===== Listing

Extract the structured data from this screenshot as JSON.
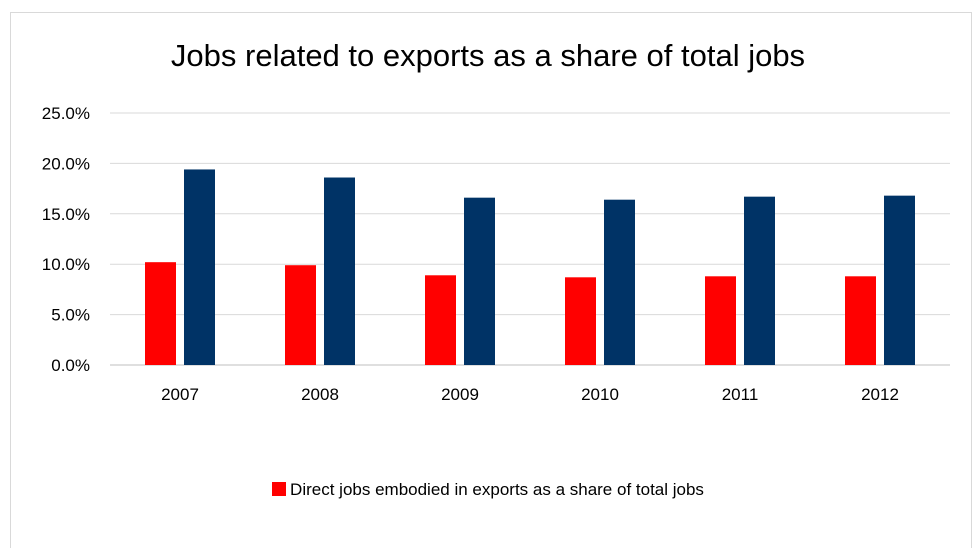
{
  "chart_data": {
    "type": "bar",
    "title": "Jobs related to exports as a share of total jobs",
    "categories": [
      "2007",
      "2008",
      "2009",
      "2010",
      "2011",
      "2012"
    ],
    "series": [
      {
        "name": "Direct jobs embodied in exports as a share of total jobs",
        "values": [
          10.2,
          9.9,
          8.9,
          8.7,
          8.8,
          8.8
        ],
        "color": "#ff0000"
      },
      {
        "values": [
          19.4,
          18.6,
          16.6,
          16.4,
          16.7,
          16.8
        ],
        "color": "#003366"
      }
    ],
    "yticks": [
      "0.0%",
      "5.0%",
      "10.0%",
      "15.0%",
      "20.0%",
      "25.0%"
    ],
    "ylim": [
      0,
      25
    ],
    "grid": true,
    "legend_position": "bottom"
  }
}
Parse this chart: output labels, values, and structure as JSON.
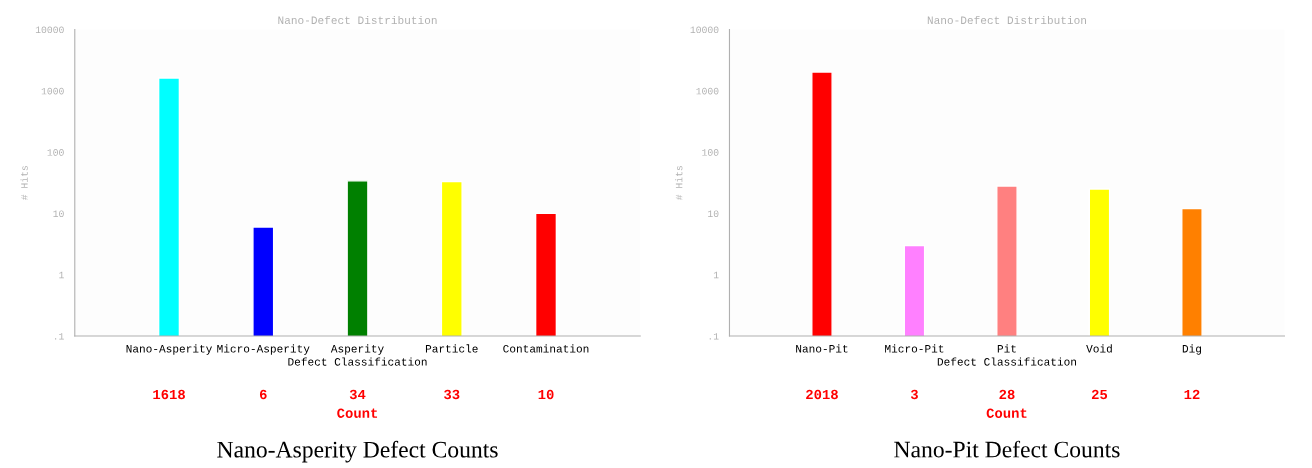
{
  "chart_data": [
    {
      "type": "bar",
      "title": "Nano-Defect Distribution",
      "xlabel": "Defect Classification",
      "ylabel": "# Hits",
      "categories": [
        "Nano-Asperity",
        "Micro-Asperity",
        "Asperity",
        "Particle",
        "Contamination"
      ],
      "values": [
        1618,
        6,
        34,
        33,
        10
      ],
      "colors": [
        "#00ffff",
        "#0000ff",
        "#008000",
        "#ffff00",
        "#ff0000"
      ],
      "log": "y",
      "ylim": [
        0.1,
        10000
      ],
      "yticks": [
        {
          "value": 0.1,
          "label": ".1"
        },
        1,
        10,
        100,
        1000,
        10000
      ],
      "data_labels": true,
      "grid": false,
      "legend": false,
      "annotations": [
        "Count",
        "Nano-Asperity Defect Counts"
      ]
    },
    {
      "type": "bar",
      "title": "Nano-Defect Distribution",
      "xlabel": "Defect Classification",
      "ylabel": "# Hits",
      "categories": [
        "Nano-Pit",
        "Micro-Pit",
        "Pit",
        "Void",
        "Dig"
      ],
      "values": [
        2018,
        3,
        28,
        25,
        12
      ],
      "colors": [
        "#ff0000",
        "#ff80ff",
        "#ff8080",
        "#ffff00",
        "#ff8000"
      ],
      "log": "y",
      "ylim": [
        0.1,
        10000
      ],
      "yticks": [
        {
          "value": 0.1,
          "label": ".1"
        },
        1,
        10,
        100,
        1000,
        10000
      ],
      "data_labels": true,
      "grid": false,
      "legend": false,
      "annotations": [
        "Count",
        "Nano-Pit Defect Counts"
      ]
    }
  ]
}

==========
===== Listing

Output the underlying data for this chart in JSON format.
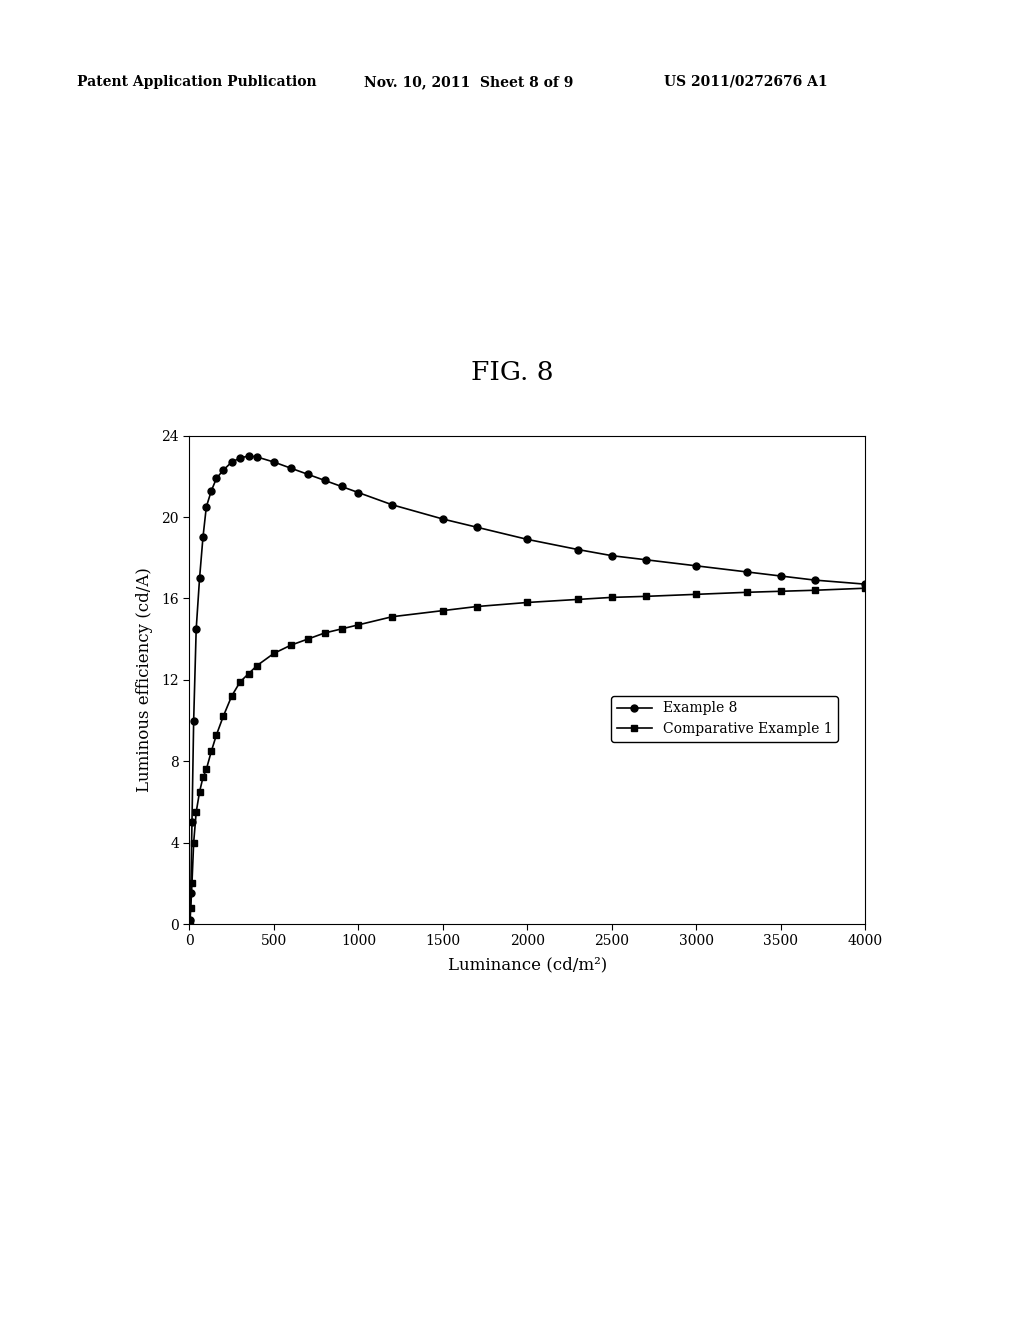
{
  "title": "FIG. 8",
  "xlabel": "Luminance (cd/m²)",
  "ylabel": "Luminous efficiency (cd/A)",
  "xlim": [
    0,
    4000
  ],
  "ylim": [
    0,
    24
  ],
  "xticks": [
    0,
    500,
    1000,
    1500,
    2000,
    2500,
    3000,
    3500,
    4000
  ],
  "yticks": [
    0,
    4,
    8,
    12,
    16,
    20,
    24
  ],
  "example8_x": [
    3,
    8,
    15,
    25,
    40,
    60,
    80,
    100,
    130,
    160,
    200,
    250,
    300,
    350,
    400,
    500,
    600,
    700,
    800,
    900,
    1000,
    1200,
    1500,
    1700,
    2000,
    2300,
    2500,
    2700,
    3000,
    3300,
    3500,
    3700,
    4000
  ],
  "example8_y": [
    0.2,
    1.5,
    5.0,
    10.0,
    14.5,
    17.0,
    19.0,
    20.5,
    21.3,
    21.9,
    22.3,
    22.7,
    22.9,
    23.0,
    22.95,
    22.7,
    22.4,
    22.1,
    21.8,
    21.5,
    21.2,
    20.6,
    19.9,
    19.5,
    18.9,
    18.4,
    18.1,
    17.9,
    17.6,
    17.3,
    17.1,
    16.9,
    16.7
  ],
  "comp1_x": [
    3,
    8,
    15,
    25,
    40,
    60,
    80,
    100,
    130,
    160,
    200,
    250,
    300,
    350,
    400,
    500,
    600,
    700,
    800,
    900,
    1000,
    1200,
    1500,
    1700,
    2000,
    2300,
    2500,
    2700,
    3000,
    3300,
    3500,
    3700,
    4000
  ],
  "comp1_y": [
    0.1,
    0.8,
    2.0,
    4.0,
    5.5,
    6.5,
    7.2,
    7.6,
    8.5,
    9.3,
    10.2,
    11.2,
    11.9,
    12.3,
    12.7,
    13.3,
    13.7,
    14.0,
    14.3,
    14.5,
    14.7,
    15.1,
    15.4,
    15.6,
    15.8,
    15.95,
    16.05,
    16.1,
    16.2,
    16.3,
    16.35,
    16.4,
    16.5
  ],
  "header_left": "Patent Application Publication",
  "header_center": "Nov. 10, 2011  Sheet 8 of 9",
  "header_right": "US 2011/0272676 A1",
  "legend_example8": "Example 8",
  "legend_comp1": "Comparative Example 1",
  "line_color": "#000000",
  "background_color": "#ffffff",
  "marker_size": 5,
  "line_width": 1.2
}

==========

* [What is expected]
In the listing above, find each line with the word "this" and copy it.

* [Problem solution]
Extract the structured data from this screenshot as JSON.
Parse this chart: output labels, values, and structure as JSON.
Output the underlying data for this chart in JSON format.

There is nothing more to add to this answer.